• [WRITTEN REQUEST]: Reproduce the listing word for word. Skip any image.

• [GIVEN RECORDS]:
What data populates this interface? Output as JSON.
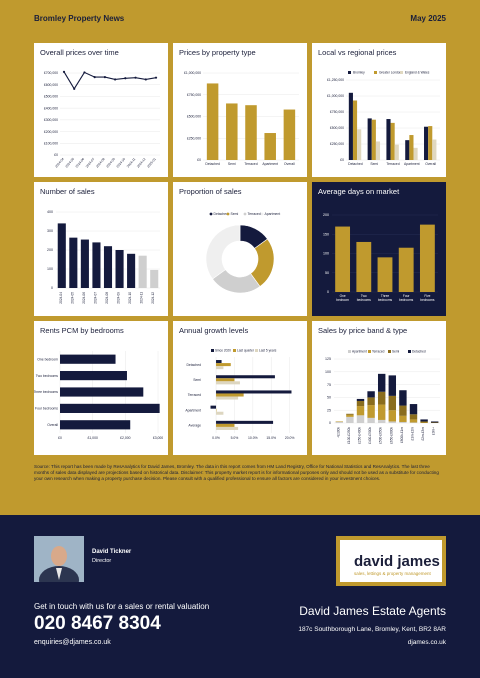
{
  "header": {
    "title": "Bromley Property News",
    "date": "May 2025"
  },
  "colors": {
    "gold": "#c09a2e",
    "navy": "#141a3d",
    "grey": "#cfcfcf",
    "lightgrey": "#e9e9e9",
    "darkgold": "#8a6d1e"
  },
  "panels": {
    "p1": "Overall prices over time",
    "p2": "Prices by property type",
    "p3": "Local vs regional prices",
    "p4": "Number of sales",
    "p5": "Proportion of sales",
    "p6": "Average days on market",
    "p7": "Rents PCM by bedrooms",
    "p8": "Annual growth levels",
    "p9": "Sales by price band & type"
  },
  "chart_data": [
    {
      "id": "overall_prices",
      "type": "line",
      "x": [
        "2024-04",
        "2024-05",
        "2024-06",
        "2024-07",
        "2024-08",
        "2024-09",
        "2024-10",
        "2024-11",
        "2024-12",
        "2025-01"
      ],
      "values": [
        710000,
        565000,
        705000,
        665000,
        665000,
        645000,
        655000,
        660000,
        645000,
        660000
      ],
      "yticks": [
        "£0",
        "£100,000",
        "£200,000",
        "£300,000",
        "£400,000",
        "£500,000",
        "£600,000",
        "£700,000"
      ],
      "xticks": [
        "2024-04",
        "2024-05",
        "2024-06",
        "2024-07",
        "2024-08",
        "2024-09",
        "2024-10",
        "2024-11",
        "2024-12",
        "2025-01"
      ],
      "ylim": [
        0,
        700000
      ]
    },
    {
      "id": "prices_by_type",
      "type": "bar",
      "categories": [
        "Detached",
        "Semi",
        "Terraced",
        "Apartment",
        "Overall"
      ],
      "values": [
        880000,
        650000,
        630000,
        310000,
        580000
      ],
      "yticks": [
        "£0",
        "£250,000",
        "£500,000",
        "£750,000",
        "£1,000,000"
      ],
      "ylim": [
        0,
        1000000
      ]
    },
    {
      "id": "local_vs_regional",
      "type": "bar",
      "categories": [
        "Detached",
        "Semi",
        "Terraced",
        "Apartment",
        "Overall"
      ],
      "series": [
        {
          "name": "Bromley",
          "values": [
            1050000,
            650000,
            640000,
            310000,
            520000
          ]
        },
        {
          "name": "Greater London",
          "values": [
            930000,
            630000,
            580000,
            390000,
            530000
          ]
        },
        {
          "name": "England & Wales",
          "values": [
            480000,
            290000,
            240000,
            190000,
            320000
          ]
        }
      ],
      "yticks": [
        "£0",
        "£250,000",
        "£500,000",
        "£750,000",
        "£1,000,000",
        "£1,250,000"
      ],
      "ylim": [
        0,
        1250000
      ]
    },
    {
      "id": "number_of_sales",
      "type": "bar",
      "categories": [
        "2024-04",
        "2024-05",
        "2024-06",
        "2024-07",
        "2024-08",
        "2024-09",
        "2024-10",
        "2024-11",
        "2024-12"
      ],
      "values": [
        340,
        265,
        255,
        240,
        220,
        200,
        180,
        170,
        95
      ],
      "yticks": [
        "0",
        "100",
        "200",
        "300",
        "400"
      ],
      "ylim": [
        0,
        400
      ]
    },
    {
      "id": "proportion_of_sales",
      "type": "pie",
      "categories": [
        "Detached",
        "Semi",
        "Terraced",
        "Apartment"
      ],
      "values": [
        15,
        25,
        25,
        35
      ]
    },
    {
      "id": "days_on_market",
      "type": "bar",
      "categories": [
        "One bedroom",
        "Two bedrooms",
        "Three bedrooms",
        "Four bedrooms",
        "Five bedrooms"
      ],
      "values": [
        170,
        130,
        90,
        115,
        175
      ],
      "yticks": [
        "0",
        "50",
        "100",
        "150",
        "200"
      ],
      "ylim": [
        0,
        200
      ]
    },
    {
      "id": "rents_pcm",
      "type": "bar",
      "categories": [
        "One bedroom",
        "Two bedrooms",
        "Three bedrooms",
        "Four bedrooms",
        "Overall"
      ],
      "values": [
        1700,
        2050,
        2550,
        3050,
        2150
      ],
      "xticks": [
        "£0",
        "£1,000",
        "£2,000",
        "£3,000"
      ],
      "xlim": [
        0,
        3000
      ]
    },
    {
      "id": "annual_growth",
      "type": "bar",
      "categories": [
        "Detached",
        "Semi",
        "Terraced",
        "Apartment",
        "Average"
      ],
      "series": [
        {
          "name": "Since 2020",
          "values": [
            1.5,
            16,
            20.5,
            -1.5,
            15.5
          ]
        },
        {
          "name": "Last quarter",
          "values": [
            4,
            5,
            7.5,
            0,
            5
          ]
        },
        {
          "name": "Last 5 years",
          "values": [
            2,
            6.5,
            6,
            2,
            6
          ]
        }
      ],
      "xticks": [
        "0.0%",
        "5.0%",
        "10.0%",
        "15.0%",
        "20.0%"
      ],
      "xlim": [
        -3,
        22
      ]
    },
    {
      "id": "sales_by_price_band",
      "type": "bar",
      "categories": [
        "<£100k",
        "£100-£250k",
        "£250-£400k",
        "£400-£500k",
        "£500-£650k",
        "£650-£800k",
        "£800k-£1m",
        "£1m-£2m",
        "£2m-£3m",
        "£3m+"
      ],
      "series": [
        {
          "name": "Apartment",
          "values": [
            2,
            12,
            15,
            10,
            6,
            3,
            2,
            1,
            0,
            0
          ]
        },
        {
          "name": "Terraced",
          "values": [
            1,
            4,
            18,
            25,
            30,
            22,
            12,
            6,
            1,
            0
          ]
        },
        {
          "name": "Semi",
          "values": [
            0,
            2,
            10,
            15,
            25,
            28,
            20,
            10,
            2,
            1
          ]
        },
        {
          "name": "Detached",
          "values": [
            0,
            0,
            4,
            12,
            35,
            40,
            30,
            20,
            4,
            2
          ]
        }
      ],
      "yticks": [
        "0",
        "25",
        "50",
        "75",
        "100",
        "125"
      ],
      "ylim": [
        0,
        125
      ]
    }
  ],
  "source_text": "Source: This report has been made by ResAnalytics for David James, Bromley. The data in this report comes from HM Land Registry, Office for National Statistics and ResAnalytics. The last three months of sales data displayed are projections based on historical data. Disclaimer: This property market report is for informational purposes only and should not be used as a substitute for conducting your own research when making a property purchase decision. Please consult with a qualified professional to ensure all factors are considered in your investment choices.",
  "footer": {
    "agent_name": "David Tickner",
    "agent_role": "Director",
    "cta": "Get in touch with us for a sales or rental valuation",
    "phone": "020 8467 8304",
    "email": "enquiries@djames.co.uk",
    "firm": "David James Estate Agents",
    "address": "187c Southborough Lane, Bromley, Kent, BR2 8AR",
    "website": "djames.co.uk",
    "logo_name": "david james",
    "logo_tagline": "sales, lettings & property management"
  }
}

• [THE RESULT]:
What data populates this interface? Output as JSON.
{
  "header": {
    "title": "Bromley Property News",
    "date": "May 2025"
  },
  "colors": {
    "gold": "#c09a2e",
    "navy": "#141a3d",
    "grey": "#cfcfcf",
    "lightgrey": "#e9e9e9",
    "darkgold": "#8a6d1e"
  },
  "panels": {
    "p1": "Overall prices over time",
    "p2": "Prices by property type",
    "p3": "Local vs regional prices",
    "p4": "Number of sales",
    "p5": "Proportion of sales",
    "p6": "Average days on market",
    "p7": "Rents PCM by bedrooms",
    "p8": "Annual growth levels",
    "p9": "Sales by price band & type"
  },
  "chart_data": [
    {
      "id": "overall_prices",
      "type": "line",
      "x": [
        "2024-04",
        "2024-05",
        "2024-06",
        "2024-07",
        "2024-08",
        "2024-09",
        "2024-10",
        "2024-11",
        "2024-12",
        "2025-01"
      ],
      "values": [
        710000,
        565000,
        705000,
        665000,
        665000,
        645000,
        655000,
        660000,
        645000,
        660000
      ],
      "yticks": [
        "£0",
        "£100,000",
        "£200,000",
        "£300,000",
        "£400,000",
        "£500,000",
        "£600,000",
        "£700,000"
      ],
      "xticks": [
        "2024-04",
        "2024-05",
        "2024-06",
        "2024-07",
        "2024-08",
        "2024-09",
        "2024-10",
        "2024-11",
        "2024-12",
        "2025-01"
      ],
      "ylim": [
        0,
        700000
      ]
    },
    {
      "id": "prices_by_type",
      "type": "bar",
      "categories": [
        "Detached",
        "Semi",
        "Terraced",
        "Apartment",
        "Overall"
      ],
      "values": [
        880000,
        650000,
        630000,
        310000,
        580000
      ],
      "yticks": [
        "£0",
        "£250,000",
        "£500,000",
        "£750,000",
        "£1,000,000"
      ],
      "ylim": [
        0,
        1000000
      ]
    },
    {
      "id": "local_vs_regional",
      "type": "bar",
      "categories": [
        "Detached",
        "Semi",
        "Terraced",
        "Apartment",
        "Overall"
      ],
      "series": [
        {
          "name": "Bromley",
          "values": [
            1050000,
            650000,
            640000,
            310000,
            520000
          ]
        },
        {
          "name": "Greater London",
          "values": [
            930000,
            630000,
            580000,
            390000,
            530000
          ]
        },
        {
          "name": "England & Wales",
          "values": [
            480000,
            290000,
            240000,
            190000,
            320000
          ]
        }
      ],
      "yticks": [
        "£0",
        "£250,000",
        "£500,000",
        "£750,000",
        "£1,000,000",
        "£1,250,000"
      ],
      "ylim": [
        0,
        1250000
      ]
    },
    {
      "id": "number_of_sales",
      "type": "bar",
      "categories": [
        "2024-04",
        "2024-05",
        "2024-06",
        "2024-07",
        "2024-08",
        "2024-09",
        "2024-10",
        "2024-11",
        "2024-12"
      ],
      "values": [
        340,
        265,
        255,
        240,
        220,
        200,
        180,
        170,
        95
      ],
      "yticks": [
        "0",
        "100",
        "200",
        "300",
        "400"
      ],
      "ylim": [
        0,
        400
      ]
    },
    {
      "id": "proportion_of_sales",
      "type": "pie",
      "categories": [
        "Detached",
        "Semi",
        "Terraced",
        "Apartment"
      ],
      "values": [
        15,
        25,
        25,
        35
      ]
    },
    {
      "id": "days_on_market",
      "type": "bar",
      "categories": [
        "One bedroom",
        "Two bedrooms",
        "Three bedrooms",
        "Four bedrooms",
        "Five bedrooms"
      ],
      "values": [
        170,
        130,
        90,
        115,
        175
      ],
      "yticks": [
        "0",
        "50",
        "100",
        "150",
        "200"
      ],
      "ylim": [
        0,
        200
      ]
    },
    {
      "id": "rents_pcm",
      "type": "bar",
      "categories": [
        "One bedroom",
        "Two bedrooms",
        "Three bedrooms",
        "Four bedrooms",
        "Overall"
      ],
      "values": [
        1700,
        2050,
        2550,
        3050,
        2150
      ],
      "xticks": [
        "£0",
        "£1,000",
        "£2,000",
        "£3,000"
      ],
      "xlim": [
        0,
        3000
      ]
    },
    {
      "id": "annual_growth",
      "type": "bar",
      "categories": [
        "Detached",
        "Semi",
        "Terraced",
        "Apartment",
        "Average"
      ],
      "series": [
        {
          "name": "Since 2020",
          "values": [
            1.5,
            16,
            20.5,
            -1.5,
            15.5
          ]
        },
        {
          "name": "Last quarter",
          "values": [
            4,
            5,
            7.5,
            0,
            5
          ]
        },
        {
          "name": "Last 5 years",
          "values": [
            2,
            6.5,
            6,
            2,
            6
          ]
        }
      ],
      "xticks": [
        "0.0%",
        "5.0%",
        "10.0%",
        "15.0%",
        "20.0%"
      ],
      "xlim": [
        -3,
        22
      ]
    },
    {
      "id": "sales_by_price_band",
      "type": "bar",
      "categories": [
        "<£100k",
        "£100-£250k",
        "£250-£400k",
        "£400-£500k",
        "£500-£650k",
        "£650-£800k",
        "£800k-£1m",
        "£1m-£2m",
        "£2m-£3m",
        "£3m+"
      ],
      "series": [
        {
          "name": "Apartment",
          "values": [
            2,
            12,
            15,
            10,
            6,
            3,
            2,
            1,
            0,
            0
          ]
        },
        {
          "name": "Terraced",
          "values": [
            1,
            4,
            18,
            25,
            30,
            22,
            12,
            6,
            1,
            0
          ]
        },
        {
          "name": "Semi",
          "values": [
            0,
            2,
            10,
            15,
            25,
            28,
            20,
            10,
            2,
            1
          ]
        },
        {
          "name": "Detached",
          "values": [
            0,
            0,
            4,
            12,
            35,
            40,
            30,
            20,
            4,
            2
          ]
        }
      ],
      "yticks": [
        "0",
        "25",
        "50",
        "75",
        "100",
        "125"
      ],
      "ylim": [
        0,
        125
      ]
    }
  ],
  "source_text": "Source: This report has been made by ResAnalytics for David James, Bromley. The data in this report comes from HM Land Registry, Office for National Statistics and ResAnalytics. The last three months of sales data displayed are projections based on historical data. Disclaimer: This property market report is for informational purposes only and should not be used as a substitute for conducting your own research when making a property purchase decision. Please consult with a qualified professional to ensure all factors are considered in your investment choices.",
  "footer": {
    "agent_name": "David Tickner",
    "agent_role": "Director",
    "cta": "Get in touch with us for a sales or rental valuation",
    "phone": "020 8467 8304",
    "email": "enquiries@djames.co.uk",
    "firm": "David James Estate Agents",
    "address": "187c Southborough Lane, Bromley, Kent, BR2 8AR",
    "website": "djames.co.uk",
    "logo_name": "david james",
    "logo_tagline": "sales, lettings & property management"
  }
}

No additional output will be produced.